Ferbose
Headphoneus Supremus
- Joined
- Jun 27, 2004
- Posts
- 1,823
- Likes
- 24
While I was looking into topics related to ambience, I borrowed a few books from our university library and was surprised to learn about the importance of room acoustics on our basic perception of sound and music. I also realized that ambience reproduction is one of the most challenging aspects of music playback. It is also shocking that the most basic concepts in textbooks about room acoustics and spatial perception are rarely mentioned in audiophile press and discussion boards. Therefore I think it is good to share a few important things I have learned from the books.
The most basic thing to know about room acoustics is probably this: in an ordinary room the acoustic energy reaching our ears is more from reflected and diffracted sound than from direct sound, if the source is more than a few feet away. Here is a simple figure from a book that illustrates this phenomenon:
Figure A is a hypothetical source playing several sustained notes of fixed amplitude. Figure B shows the amplitude detected by a recording microphone in a room with moderate reverberation. Figure C is the amplitude measured in a more reverberant room. (Olson, Music, Physics and Engineering, 2nd Ed., Dover, New York, 1967)
It obvious that a simple on-off sound actually shows a pattern of attack, sustenance and decay in a real room. At the loudest moment, the energy reaching the ear has more contributions from reflected or diffracted sounds than direct sound. We know there is more to a sound than just amplitude--there is a time domain as well. Different frequencies of sound interact differently with the room, and therefore a complex sound comprised of multiple frequencies look very different in its waveform after just a few reflections, and soon becomes unrecognizable. On top of that, the relative position of the ear (microphone) to the source in the room has a huge effect on what is being detected. Even moving the microphone by a few inches can have drastic effects on frequency response and waveform shape. When a sound is made in a room and detected by a microphone a few feet away, the only predictable signal is the direct sound that travels at 1100 feet per second to the mike, and the initial waveform being recorded will closely resemble the original sound. Right after that reflected sound starts to dominate and the waveform becomes very unpredictable. It appears that inside any room other than an anechoic chamber, the ear will hear nothing but chaos. However, we don’t hear chaos in a real room. We can clearly identify people’s voice and their speeches, and we can differentiate the sounds of different instruments, in basically any room. In fact, we rarely notice the acoustical property of a room directly, unless there are obvious echoes (for instance, in a cave) or something. How does the ear-brain cope with the acoustic complexity due to room reflections?

■ **To do**:
(1) According to the post on room acoustics, how fast does direct sound travel to the microphone?
(2) Reproduce the records word for word, starting with their first line and going on through the line with "calc-label: studnia chłonna: bbox=[174, 454, 262, 468]".

■ **Provided material**:
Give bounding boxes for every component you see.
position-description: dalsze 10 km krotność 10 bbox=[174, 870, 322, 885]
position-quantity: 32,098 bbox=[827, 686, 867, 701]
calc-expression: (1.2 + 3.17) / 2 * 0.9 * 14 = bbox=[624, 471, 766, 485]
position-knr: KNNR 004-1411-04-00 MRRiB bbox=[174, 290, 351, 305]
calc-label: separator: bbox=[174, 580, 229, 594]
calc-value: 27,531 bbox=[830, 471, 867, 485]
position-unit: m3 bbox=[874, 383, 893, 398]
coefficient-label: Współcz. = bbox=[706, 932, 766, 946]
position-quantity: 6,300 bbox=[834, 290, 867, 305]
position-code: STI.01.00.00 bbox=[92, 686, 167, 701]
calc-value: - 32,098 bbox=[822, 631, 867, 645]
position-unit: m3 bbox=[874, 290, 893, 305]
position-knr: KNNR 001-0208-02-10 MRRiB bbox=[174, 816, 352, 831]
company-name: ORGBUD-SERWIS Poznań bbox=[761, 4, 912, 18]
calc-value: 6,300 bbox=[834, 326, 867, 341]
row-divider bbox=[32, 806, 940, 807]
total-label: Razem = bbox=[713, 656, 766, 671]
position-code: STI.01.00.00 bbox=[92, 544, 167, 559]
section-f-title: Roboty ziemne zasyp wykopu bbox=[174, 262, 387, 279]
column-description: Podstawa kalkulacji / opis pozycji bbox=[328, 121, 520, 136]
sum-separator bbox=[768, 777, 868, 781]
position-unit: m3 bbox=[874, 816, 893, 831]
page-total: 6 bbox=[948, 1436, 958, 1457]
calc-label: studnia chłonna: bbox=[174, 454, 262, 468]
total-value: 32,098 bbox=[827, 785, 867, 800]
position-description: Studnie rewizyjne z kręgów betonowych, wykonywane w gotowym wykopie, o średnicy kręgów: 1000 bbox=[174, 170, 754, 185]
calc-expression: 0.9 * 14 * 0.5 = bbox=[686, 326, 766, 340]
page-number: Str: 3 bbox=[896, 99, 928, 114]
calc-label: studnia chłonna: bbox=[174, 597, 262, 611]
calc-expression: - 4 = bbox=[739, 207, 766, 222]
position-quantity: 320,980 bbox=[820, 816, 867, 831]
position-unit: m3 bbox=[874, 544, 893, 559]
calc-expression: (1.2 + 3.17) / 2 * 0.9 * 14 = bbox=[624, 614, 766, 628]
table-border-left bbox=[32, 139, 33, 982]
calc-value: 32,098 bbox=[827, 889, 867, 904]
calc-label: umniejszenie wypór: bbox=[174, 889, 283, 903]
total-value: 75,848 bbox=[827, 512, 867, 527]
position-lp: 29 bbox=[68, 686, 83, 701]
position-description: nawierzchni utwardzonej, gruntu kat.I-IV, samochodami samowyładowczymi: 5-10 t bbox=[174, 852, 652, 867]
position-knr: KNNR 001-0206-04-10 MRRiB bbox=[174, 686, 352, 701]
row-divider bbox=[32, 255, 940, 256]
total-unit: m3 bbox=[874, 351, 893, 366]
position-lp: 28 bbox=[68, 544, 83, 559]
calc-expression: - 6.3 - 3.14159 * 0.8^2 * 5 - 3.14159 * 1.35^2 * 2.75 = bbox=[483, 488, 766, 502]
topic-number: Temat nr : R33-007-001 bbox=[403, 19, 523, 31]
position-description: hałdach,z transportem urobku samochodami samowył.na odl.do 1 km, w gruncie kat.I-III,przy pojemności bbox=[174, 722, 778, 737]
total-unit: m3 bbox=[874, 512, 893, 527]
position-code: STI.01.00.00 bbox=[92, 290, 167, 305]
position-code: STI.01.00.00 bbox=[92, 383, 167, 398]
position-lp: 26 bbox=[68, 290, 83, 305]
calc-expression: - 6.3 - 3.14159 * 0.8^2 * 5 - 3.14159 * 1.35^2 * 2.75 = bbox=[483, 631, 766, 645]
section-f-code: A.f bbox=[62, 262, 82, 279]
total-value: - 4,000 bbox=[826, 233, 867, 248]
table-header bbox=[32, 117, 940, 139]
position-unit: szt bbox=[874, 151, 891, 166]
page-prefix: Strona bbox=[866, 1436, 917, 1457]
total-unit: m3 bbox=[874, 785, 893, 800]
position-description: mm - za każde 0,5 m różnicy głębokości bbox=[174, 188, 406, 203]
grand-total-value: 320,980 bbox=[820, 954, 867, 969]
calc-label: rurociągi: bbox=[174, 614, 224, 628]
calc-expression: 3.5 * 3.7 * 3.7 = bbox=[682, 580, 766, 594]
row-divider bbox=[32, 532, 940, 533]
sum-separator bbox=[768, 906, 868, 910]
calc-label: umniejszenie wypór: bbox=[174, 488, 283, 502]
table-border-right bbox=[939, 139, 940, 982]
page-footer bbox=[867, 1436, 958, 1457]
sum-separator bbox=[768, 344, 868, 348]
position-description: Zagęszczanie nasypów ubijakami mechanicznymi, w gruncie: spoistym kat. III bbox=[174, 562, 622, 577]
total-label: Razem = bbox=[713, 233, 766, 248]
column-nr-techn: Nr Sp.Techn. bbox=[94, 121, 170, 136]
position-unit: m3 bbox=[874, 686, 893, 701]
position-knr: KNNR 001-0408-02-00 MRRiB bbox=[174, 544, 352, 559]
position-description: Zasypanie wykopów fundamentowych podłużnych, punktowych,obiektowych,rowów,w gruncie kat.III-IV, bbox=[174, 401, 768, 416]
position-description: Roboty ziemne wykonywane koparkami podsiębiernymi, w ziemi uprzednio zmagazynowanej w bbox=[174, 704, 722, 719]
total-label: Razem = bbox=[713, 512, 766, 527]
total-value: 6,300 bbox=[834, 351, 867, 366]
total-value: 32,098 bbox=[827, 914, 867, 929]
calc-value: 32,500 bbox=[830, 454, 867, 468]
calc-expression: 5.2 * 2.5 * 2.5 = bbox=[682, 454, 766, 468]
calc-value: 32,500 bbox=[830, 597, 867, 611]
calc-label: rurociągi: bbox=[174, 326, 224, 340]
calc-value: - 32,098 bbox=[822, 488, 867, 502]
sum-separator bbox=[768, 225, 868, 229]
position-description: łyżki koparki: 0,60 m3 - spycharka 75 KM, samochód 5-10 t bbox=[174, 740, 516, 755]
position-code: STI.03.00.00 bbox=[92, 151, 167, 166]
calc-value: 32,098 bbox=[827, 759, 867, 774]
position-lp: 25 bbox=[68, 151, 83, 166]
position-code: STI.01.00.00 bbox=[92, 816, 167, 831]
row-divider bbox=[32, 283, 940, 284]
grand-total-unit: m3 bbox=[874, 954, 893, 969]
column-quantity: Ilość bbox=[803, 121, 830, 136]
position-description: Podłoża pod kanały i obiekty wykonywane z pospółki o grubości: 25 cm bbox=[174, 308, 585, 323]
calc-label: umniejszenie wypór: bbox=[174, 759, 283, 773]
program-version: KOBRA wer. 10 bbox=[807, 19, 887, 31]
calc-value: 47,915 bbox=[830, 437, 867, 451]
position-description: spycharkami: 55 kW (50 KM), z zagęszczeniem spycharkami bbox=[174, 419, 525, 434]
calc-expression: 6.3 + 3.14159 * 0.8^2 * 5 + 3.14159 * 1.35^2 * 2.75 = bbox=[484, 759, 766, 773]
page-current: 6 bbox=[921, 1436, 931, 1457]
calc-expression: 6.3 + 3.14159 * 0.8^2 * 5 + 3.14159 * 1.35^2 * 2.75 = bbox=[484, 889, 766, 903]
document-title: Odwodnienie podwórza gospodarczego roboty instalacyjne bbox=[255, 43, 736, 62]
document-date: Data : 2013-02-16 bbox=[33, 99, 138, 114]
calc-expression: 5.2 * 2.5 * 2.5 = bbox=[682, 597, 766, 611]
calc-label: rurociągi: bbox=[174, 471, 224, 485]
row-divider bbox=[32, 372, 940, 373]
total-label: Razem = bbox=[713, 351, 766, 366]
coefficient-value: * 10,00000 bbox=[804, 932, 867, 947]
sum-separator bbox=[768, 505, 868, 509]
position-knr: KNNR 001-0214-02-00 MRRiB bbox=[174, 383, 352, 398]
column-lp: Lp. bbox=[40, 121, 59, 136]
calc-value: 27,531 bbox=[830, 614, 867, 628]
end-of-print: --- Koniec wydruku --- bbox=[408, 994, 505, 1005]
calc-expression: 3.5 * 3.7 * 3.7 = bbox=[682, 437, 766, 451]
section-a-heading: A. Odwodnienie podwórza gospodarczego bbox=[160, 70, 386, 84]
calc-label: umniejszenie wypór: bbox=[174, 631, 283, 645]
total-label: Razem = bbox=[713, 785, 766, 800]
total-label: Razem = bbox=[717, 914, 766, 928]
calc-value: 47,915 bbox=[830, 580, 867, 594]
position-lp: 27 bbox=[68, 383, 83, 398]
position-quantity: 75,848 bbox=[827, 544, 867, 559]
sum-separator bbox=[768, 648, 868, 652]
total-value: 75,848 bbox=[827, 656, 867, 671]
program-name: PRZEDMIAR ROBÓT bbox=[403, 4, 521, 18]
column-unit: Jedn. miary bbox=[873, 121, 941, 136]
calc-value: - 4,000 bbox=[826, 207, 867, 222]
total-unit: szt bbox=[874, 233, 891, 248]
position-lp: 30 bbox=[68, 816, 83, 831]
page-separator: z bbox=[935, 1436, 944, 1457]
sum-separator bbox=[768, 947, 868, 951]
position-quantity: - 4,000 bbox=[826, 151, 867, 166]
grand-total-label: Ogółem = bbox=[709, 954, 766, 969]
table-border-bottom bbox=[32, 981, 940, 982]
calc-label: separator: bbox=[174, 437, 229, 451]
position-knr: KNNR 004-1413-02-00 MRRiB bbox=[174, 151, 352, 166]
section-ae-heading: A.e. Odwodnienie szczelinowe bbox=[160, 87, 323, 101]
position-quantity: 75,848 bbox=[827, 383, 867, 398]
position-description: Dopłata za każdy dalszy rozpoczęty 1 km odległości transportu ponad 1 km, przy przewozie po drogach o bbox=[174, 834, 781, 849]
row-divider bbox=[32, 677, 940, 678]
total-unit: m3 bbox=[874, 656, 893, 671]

■ **Solutions for each task**:
(1) 1100 feet per second

(2)
Give bounding boxes for every component you see.
position-description: dalsze 10 km krotność 10 bbox=[174, 870, 322, 885]
position-quantity: 32,098 bbox=[827, 686, 867, 701]
calc-expression: (1.2 + 3.17) / 2 * 0.9 * 14 = bbox=[624, 471, 766, 485]
position-knr: KNNR 004-1411-04-00 MRRiB bbox=[174, 290, 351, 305]
calc-label: separator: bbox=[174, 580, 229, 594]
calc-value: 27,531 bbox=[830, 471, 867, 485]
position-unit: m3 bbox=[874, 383, 893, 398]
coefficient-label: Współcz. = bbox=[706, 932, 766, 946]
position-quantity: 6,300 bbox=[834, 290, 867, 305]
position-code: STI.01.00.00 bbox=[92, 686, 167, 701]
calc-value: - 32,098 bbox=[822, 631, 867, 645]
position-unit: m3 bbox=[874, 290, 893, 305]
position-knr: KNNR 001-0208-02-10 MRRiB bbox=[174, 816, 352, 831]
company-name: ORGBUD-SERWIS Poznań bbox=[761, 4, 912, 18]
calc-value: 6,300 bbox=[834, 326, 867, 341]
row-divider bbox=[32, 806, 940, 807]
total-label: Razem = bbox=[713, 656, 766, 671]
position-code: STI.01.00.00 bbox=[92, 544, 167, 559]
section-f-title: Roboty ziemne zasyp wykopu bbox=[174, 262, 387, 279]
column-description: Podstawa kalkulacji / opis pozycji bbox=[328, 121, 520, 136]
sum-separator bbox=[768, 777, 868, 781]
position-unit: m3 bbox=[874, 816, 893, 831]
page-total: 6 bbox=[948, 1436, 958, 1457]
calc-label: studnia chłonna: bbox=[174, 454, 262, 468]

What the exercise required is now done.